[STATED PROBLEM] Can you print every record below exactly as written?
+++ SOURCE MATERIAL +++
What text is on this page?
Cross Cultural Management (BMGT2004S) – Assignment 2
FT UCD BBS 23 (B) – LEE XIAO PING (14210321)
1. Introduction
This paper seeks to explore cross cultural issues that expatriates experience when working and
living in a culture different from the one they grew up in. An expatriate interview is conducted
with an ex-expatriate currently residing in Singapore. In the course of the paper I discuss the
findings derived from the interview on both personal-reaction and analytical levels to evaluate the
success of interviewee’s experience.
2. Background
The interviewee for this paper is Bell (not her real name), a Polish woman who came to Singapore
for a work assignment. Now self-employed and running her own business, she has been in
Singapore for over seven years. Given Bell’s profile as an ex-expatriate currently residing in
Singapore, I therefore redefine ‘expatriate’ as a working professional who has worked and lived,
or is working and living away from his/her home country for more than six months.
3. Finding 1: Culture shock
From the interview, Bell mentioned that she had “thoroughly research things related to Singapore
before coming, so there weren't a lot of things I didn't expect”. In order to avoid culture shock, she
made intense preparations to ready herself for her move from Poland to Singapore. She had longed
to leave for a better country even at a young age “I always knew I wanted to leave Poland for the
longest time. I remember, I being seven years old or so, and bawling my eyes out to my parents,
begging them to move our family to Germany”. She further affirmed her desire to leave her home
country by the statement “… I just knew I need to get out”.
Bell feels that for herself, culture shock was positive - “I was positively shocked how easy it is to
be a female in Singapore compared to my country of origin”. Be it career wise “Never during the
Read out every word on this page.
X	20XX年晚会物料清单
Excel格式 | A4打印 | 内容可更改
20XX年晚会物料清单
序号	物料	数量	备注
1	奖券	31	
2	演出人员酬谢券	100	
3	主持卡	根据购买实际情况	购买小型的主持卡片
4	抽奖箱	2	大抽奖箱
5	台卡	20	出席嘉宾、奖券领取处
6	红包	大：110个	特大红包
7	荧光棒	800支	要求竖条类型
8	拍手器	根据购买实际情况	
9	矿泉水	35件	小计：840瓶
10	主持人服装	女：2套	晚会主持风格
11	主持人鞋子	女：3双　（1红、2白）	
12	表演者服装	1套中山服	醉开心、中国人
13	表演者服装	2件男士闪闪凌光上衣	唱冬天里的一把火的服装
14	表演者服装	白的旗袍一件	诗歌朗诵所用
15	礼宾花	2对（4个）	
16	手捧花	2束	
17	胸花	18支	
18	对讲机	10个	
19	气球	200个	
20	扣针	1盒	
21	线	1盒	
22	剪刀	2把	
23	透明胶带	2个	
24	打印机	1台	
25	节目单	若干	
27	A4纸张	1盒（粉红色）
+++
[IN RESPONSE]
What text is on this page?
Cross Cultural Management (BMGT2004S) – Assignment 2
FT UCD BBS 23 (B) – LEE XIAO PING (14210321)
1. Introduction
This paper seeks to explore cross cultural issues that expatriates experience when working and
living in a culture different from the one they grew up in. An expatriate interview is conducted
with an ex-expatriate currently residing in Singapore. In the course of the paper I discuss the
findings derived from the interview on both personal-reaction and analytical levels to evaluate the
success of interviewee’s experience.
2. Background
The interviewee for this paper is Bell (not her real name), a Polish woman who came to Singapore
for a work assignment. Now self-employed and running her own business, she has been in
Singapore for over seven years. Given Bell’s profile as an ex-expatriate currently residing in
Singapore, I therefore redefine ‘expatriate’ as a working professional who has worked and lived,
or is working and living away from his/her home country for more than six months.
3. Finding 1: Culture shock
From the interview, Bell mentioned that she had “thoroughly research things related to Singapore
before coming, so there weren't a lot of things I didn't expect”. In order to avoid culture shock, she
made intense preparations to ready herself for her move from Poland to Singapore. She had longed
to leave for a better country even at a young age “I always knew I wanted to leave Poland for the
longest time. I remember, I being seven years old or so, and bawling my eyes out to my parents,
begging them to move our family to Germany”. She further affirmed her desire to leave her home
country by the statement “… I just knew I need to get out”.
Bell feels that for herself, culture shock was positive - “I was positively shocked how easy it is to
be a female in Singapore compared to my country of origin”. Be it career wise “Never during the
Read out every word on this page.
X	20XX年晚会物料清单
Excel格式 | A4打印 | 内容可更改
20XX年晚会物料清单
序号	物料	数量	备注
1	奖券	31	
2	演出人员酬谢券	100	
3	主持卡	根据购买实际情况	购买小型的主持卡片
4	抽奖箱	2	大抽奖箱
5	台卡	20	出席嘉宾、奖券领取处
6	红包	大：110个	特大红包
7	荧光棒	800支	要求竖条类型
8	拍手器	根据购买实际情况	
9	矿泉水	35件	小计：840瓶
10	主持人服装	女：2套	晚会主持风格
11	主持人鞋子	女：3双　（1红、2白）	
12	表演者服装	1套中山服	醉开心、中国人
13	表演者服装	2件男士闪闪凌光上衣	唱冬天里的一把火的服装
14	表演者服装	白的旗袍一件	诗歌朗诵所用
15	礼宾花	2对（4个）	
16	手捧花	2束	
17	胸花	18支	
18	对讲机	10个	
19	气球	200个	
20	扣针	1盒	
21	线	1盒	
22	剪刀	2把	
23	透明胶带	2个	
24	打印机	1台	
25	节目单	若干	
27	A4纸张	1盒（粉红色）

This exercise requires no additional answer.